Do this
All the data must come back unchanged, except that pictures are left out.

::: Records supplied :::

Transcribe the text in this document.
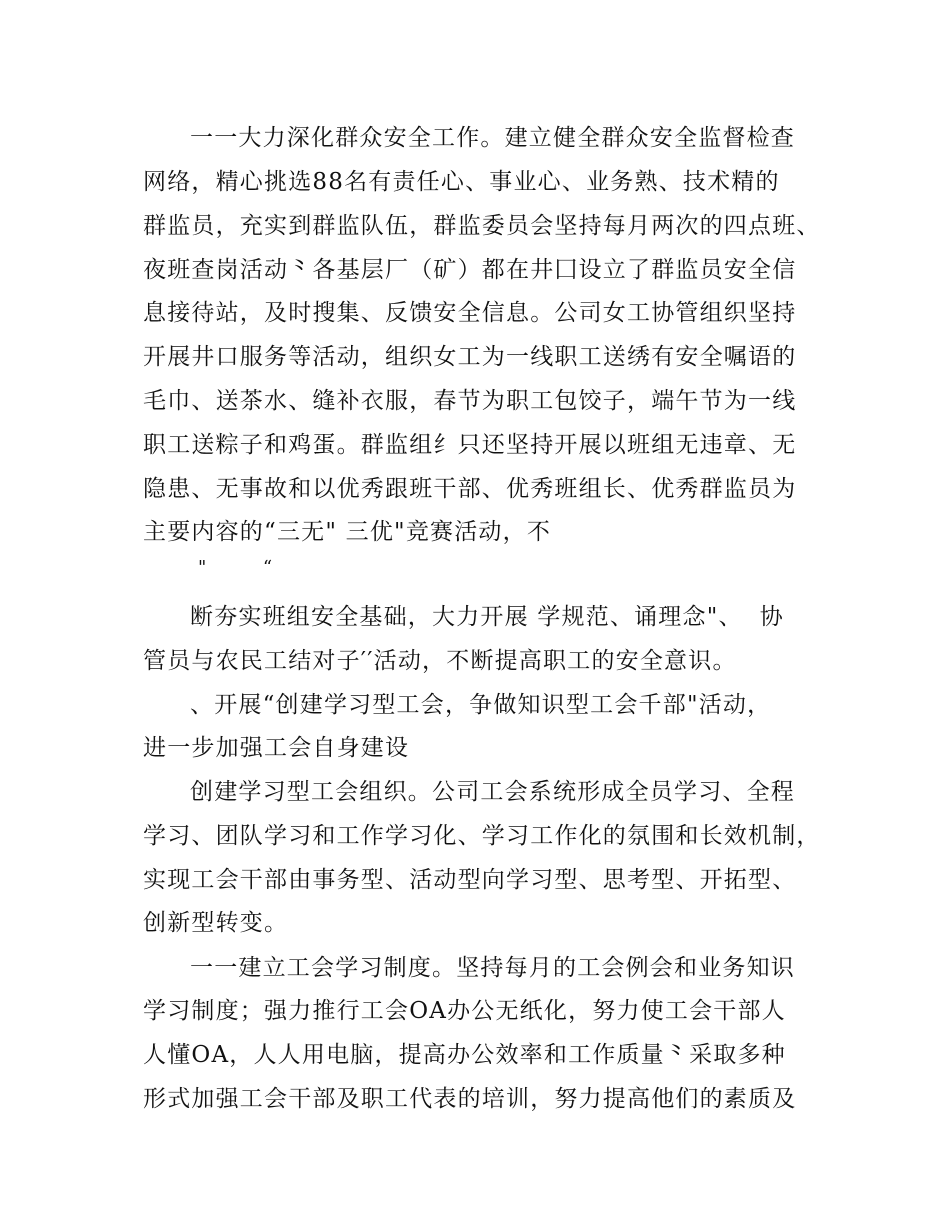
一一大力深化群众安全工作。建立健全群众安全监督检查
网络，精心挑选88名有责任心、事业心、业务熟、技术精的
群监员，充实到群监队伍，群监委员会坚持每月两次的四点班、
夜班查岗活动⺀各基层厂（矿）都在井囗设立了群监员安全信
息接待站，及时搜集、反馈安全信息。公司女工协管组织坚持
开展井口服务等活动，组织女工为一线职工送绣有安全嘱语的
毛巾、送茶水、缝补衣服，春节为职工包饺子，端午节为一线
职工送粽子和鸡蛋。群监组纟只还坚持开展以班组无违章、无
隐患、无事故和以优秀跟班干部、优秀班组长、优秀群监员为
主要内容的“三无" 三优"竞赛活动，不
"        “
断夯实班组安全基础，大力开展 学规范、诵理念"、  协
管员与农民工结对子′′活动，不断提高职工的安全意识。
、开展“创建学习型工会，争做知识型工会千部"活动，
进一步加强工会自身建设
创建学习型工会组织。公司工会系统形成全员学习、全程
学习、团队学习和工作学习化、学习工作化的氛围和长效机制，
实现工会干部由事务型、活动型向学习型、思考型、开拓型、
创新型转变。
一一建立工会学习制度。坚持每月的工会例会和业务知识
学习制度；强力推行工会OA办公无纸化，努力使工会干部人
人懂OA，人人用电脑，提高办公效率和工作质量⺀采取多种
形式加强工会干部及职工代表的培训，努力提高他们的素质及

:::

Full output
Transcribe the text in this document.
一一大力深化群众安全工作。建立健全群众安全监督检查
网络，精心挑选88名有责任心、事业心、业务熟、技术精的
群监员，充实到群监队伍，群监委员会坚持每月两次的四点班、
夜班查岗活动⺀各基层厂（矿）都在井囗设立了群监员安全信
息接待站，及时搜集、反馈安全信息。公司女工协管组织坚持
开展井口服务等活动，组织女工为一线职工送绣有安全嘱语的
毛巾、送茶水、缝补衣服，春节为职工包饺子，端午节为一线
职工送粽子和鸡蛋。群监组纟只还坚持开展以班组无违章、无
隐患、无事故和以优秀跟班干部、优秀班组长、优秀群监员为
主要内容的“三无" 三优"竞赛活动，不
"        “
断夯实班组安全基础，大力开展 学规范、诵理念"、  协
管员与农民工结对子′′活动，不断提高职工的安全意识。
、开展“创建学习型工会，争做知识型工会千部"活动，
进一步加强工会自身建设
创建学习型工会组织。公司工会系统形成全员学习、全程
学习、团队学习和工作学习化、学习工作化的氛围和长效机制，
实现工会干部由事务型、活动型向学习型、思考型、开拓型、
创新型转变。
一一建立工会学习制度。坚持每月的工会例会和业务知识
学习制度；强力推行工会OA办公无纸化，努力使工会干部人
人懂OA，人人用电脑，提高办公效率和工作质量⺀采取多种
形式加强工会干部及职工代表的培训，努力提高他们的素质及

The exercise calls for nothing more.